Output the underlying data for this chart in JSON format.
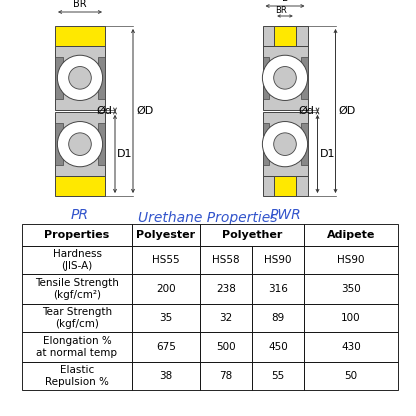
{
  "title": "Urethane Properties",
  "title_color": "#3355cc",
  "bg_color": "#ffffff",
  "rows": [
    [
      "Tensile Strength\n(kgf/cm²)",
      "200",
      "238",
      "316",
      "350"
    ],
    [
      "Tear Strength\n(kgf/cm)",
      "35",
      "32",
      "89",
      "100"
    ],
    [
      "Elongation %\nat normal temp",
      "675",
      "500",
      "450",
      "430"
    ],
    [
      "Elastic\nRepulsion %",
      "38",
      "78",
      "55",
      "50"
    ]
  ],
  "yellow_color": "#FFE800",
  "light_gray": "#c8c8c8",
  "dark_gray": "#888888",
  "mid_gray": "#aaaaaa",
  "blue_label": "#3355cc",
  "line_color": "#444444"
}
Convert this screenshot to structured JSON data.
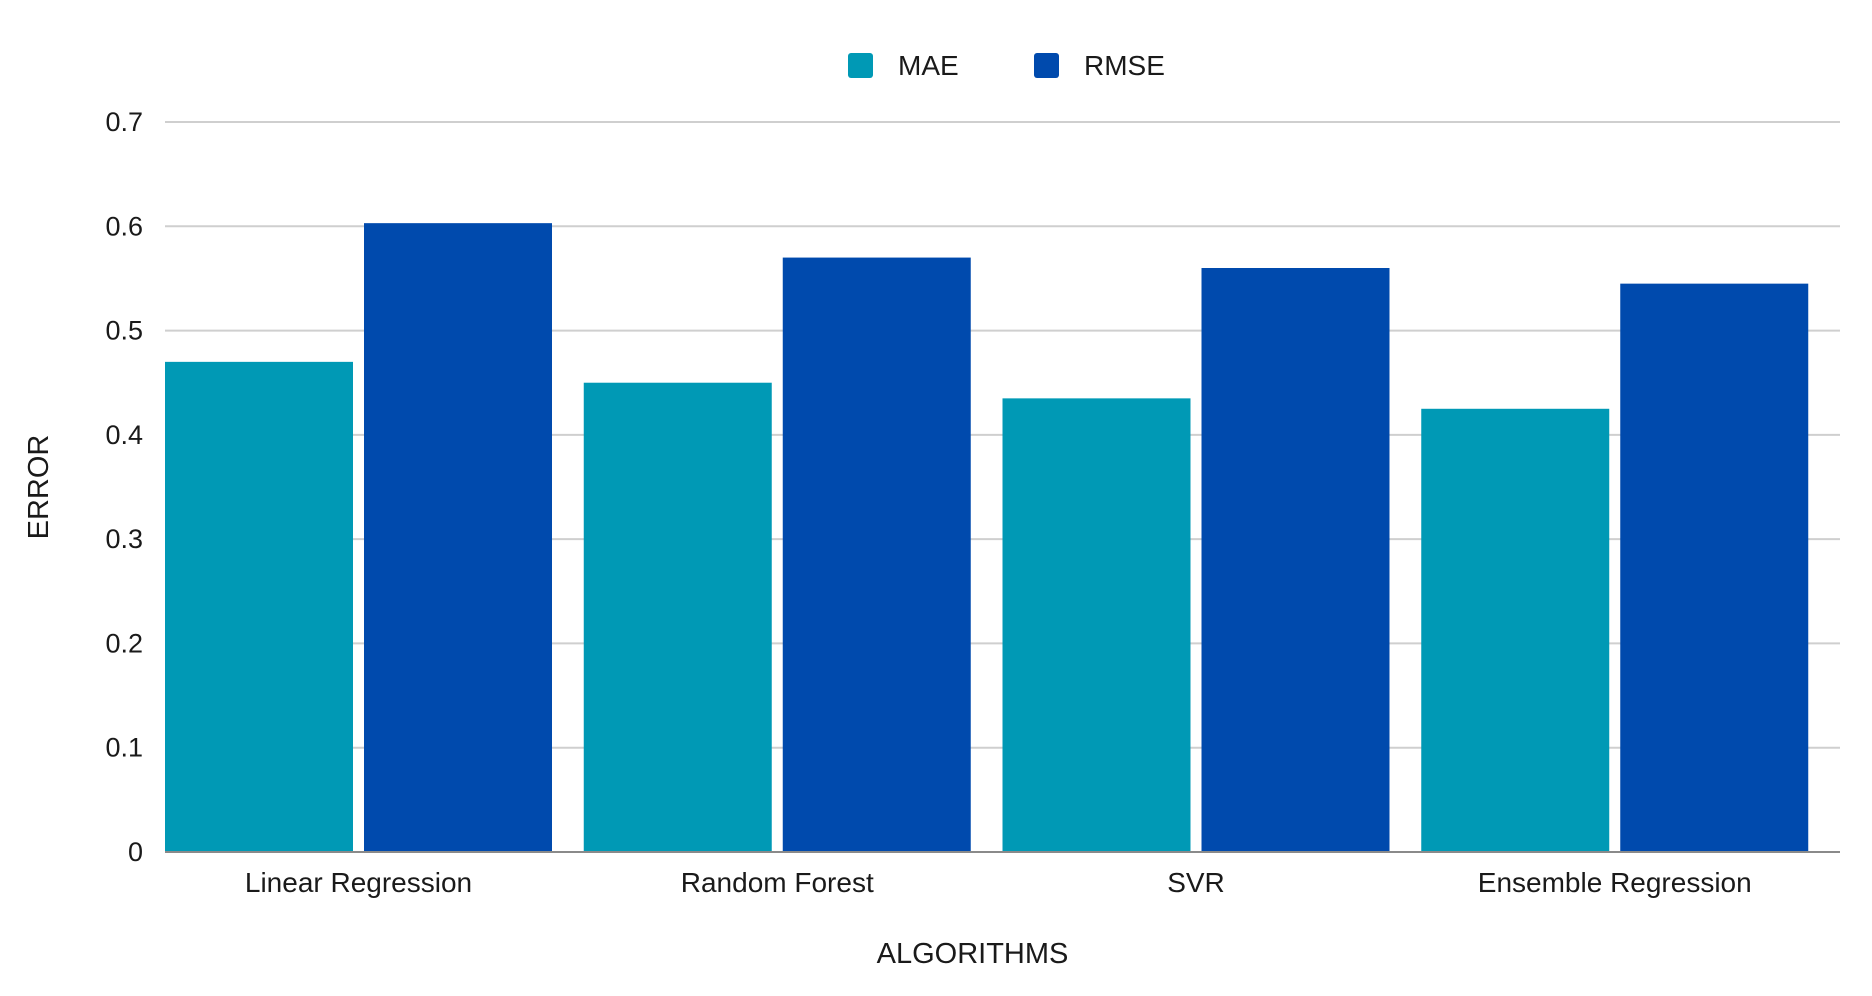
--- --- ---
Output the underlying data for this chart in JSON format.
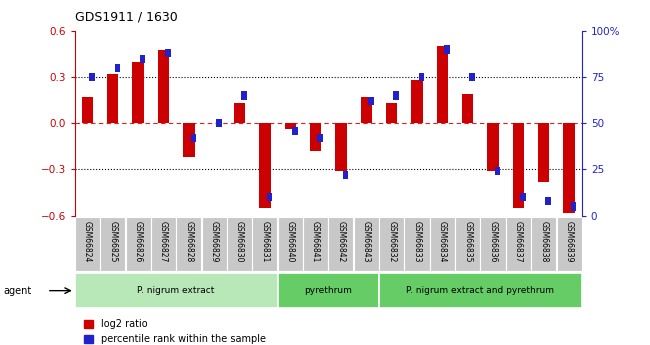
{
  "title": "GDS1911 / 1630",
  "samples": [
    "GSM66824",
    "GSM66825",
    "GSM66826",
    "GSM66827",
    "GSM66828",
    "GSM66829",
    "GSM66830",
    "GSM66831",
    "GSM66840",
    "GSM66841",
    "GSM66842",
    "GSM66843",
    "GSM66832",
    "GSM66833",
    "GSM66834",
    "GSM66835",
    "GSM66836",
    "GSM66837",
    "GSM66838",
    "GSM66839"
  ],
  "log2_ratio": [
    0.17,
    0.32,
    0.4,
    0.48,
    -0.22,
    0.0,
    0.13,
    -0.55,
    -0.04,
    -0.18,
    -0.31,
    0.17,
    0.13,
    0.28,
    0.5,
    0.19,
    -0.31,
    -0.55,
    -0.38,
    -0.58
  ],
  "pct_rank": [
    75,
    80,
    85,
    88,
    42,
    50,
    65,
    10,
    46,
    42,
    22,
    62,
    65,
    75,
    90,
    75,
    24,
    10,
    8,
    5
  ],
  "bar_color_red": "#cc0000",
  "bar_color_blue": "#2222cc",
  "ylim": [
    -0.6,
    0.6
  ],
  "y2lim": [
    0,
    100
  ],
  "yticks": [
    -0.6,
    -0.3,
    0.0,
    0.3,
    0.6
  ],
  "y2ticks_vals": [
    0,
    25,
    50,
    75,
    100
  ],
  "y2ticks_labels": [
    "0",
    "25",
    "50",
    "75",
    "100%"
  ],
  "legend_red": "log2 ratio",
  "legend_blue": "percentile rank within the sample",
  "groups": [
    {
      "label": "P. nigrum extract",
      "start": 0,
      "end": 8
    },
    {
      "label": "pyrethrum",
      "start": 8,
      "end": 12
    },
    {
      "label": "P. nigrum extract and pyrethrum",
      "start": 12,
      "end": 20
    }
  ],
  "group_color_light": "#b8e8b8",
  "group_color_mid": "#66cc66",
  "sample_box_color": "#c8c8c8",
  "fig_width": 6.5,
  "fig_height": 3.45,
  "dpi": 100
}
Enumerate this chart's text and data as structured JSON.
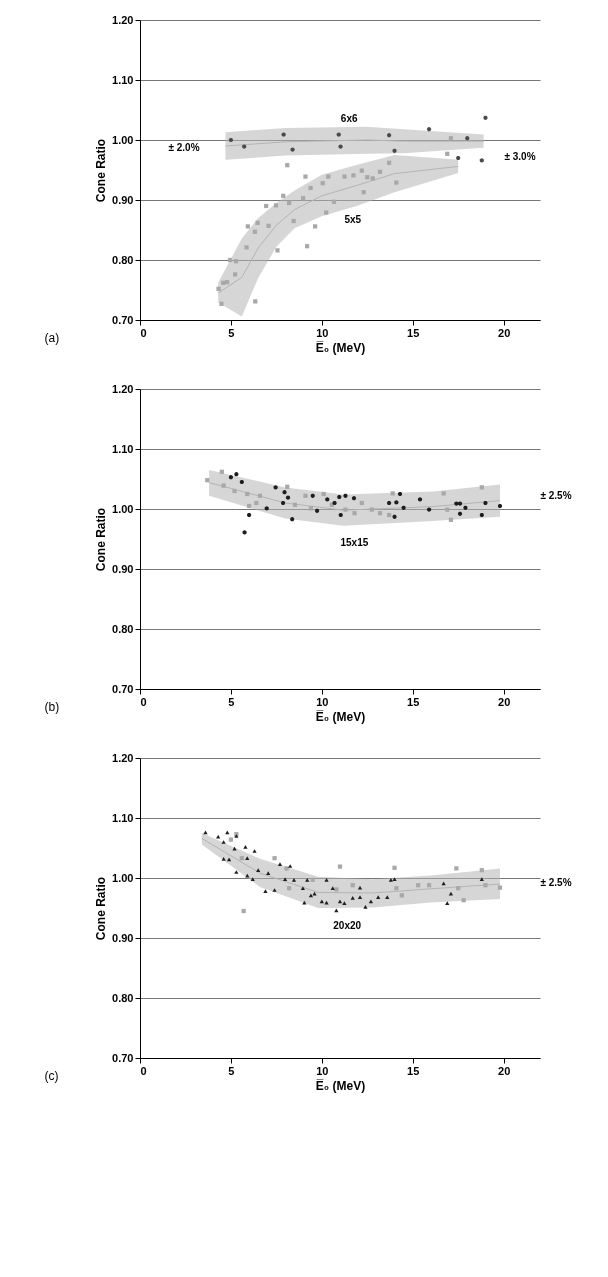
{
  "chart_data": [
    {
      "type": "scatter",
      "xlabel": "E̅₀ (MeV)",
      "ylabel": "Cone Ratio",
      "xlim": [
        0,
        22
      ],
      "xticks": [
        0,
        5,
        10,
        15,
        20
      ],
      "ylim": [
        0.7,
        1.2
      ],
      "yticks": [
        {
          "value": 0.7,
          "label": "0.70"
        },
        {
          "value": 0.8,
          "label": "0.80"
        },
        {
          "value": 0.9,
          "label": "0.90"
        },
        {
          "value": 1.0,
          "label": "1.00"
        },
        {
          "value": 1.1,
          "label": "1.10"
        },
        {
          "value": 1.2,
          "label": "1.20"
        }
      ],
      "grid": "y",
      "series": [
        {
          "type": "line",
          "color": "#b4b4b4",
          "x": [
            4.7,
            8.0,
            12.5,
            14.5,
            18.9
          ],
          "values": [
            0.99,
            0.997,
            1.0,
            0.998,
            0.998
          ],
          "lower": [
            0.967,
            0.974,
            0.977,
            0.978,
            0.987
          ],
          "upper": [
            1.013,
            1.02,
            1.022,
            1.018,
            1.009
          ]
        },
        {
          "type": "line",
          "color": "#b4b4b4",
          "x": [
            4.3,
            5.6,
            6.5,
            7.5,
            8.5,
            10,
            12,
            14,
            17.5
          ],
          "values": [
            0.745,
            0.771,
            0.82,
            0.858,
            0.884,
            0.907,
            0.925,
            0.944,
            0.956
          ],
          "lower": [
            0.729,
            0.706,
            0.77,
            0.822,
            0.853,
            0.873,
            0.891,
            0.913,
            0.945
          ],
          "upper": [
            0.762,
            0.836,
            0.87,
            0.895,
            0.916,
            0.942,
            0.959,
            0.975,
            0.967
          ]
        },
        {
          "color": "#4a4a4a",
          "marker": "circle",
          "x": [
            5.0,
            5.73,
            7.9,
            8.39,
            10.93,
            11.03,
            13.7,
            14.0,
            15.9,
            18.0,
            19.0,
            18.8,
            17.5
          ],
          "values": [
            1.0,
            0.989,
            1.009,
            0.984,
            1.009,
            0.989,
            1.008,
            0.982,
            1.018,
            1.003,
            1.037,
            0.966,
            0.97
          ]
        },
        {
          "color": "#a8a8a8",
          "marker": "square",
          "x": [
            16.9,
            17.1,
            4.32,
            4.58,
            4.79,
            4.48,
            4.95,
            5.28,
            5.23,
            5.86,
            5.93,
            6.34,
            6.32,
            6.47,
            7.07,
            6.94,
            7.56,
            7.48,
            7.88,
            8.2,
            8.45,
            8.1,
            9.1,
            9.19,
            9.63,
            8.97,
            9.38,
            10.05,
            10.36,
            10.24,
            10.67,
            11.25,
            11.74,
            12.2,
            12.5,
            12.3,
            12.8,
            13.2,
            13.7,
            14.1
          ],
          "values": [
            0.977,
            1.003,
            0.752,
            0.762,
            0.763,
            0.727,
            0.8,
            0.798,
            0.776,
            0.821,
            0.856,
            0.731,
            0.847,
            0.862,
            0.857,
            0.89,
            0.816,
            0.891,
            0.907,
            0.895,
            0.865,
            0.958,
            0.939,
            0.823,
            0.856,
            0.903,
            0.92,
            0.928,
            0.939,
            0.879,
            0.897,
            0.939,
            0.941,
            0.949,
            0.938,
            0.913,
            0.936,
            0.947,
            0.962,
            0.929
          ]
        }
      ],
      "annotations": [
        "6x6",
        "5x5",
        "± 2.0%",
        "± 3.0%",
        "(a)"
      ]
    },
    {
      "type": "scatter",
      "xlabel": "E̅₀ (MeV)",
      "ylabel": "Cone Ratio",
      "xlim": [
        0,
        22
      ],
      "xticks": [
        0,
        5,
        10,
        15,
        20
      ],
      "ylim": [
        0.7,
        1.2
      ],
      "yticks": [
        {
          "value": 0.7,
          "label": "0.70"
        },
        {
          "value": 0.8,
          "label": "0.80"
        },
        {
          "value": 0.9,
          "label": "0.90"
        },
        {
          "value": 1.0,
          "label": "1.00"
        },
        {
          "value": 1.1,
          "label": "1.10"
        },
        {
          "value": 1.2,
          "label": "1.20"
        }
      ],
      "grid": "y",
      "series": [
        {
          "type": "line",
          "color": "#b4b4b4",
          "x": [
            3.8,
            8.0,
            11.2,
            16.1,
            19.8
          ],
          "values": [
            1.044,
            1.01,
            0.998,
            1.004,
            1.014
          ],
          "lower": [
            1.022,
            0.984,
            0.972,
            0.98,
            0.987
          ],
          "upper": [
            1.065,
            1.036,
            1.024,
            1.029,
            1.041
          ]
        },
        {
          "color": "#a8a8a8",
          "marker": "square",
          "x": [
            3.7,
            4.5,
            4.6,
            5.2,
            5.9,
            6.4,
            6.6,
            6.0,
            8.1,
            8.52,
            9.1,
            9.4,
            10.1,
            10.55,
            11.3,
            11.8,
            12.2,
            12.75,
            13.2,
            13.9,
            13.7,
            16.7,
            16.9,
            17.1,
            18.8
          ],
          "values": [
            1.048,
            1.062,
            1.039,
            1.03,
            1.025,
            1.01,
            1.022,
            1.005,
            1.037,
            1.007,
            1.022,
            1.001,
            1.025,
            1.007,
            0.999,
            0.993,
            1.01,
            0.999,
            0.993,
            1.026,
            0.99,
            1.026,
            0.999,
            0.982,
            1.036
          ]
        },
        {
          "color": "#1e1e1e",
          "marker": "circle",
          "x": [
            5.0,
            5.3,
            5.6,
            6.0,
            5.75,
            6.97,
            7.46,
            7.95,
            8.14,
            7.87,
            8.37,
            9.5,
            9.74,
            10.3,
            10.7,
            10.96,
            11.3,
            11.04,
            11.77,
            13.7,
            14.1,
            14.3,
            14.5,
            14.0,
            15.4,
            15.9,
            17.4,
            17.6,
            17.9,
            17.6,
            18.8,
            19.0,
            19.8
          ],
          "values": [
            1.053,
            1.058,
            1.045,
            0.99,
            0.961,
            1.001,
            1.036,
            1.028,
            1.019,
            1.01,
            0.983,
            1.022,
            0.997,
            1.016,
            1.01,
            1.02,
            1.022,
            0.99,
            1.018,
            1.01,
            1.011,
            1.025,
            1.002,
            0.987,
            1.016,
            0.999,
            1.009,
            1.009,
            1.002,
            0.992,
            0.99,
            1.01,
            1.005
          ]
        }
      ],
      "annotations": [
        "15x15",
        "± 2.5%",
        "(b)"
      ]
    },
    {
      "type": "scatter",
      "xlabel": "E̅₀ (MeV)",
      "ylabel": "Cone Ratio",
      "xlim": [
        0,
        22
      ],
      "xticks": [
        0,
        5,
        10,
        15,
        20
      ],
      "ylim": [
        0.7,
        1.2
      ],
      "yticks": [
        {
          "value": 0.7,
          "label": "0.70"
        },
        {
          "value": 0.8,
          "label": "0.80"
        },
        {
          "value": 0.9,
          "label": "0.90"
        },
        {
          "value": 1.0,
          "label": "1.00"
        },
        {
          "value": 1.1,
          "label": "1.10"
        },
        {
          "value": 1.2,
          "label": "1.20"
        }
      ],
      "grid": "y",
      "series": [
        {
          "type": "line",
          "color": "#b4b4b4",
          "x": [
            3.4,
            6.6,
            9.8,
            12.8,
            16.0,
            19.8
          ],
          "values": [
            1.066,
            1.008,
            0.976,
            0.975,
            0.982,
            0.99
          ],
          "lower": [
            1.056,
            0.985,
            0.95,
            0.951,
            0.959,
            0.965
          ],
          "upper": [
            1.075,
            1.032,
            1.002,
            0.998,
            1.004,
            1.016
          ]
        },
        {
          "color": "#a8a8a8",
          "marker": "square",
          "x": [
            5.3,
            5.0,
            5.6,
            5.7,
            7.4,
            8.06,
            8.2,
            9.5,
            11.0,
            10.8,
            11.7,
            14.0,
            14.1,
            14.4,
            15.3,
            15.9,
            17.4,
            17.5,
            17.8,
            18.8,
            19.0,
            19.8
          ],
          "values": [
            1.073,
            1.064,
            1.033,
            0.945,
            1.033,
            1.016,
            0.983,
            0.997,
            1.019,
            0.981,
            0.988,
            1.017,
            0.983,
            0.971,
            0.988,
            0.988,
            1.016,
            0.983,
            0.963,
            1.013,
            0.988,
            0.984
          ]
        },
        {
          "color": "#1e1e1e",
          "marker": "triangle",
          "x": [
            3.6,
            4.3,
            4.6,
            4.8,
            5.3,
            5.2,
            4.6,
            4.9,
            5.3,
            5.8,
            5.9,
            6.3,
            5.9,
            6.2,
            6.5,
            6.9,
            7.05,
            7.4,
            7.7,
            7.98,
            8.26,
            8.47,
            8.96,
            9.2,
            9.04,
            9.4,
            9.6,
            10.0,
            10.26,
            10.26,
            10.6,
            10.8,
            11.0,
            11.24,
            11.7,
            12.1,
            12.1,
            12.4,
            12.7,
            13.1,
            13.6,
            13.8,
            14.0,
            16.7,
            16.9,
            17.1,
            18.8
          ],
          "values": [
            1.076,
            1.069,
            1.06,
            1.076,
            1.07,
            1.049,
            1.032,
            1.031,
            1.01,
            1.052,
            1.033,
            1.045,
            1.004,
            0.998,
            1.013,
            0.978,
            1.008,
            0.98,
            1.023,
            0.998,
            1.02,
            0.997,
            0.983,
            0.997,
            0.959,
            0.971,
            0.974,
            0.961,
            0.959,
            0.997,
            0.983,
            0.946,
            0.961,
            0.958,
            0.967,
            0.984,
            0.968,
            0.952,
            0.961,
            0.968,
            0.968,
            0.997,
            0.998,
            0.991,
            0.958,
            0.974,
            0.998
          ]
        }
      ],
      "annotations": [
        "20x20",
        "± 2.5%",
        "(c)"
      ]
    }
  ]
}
--- --- ---
[Problem to work on]
Search the data above for the string "structured" and copy each line that has it.

[Answer to the problem]
Convert this screenshot to structured JSON data.
Enumerate this chart's text and data as structured JSON.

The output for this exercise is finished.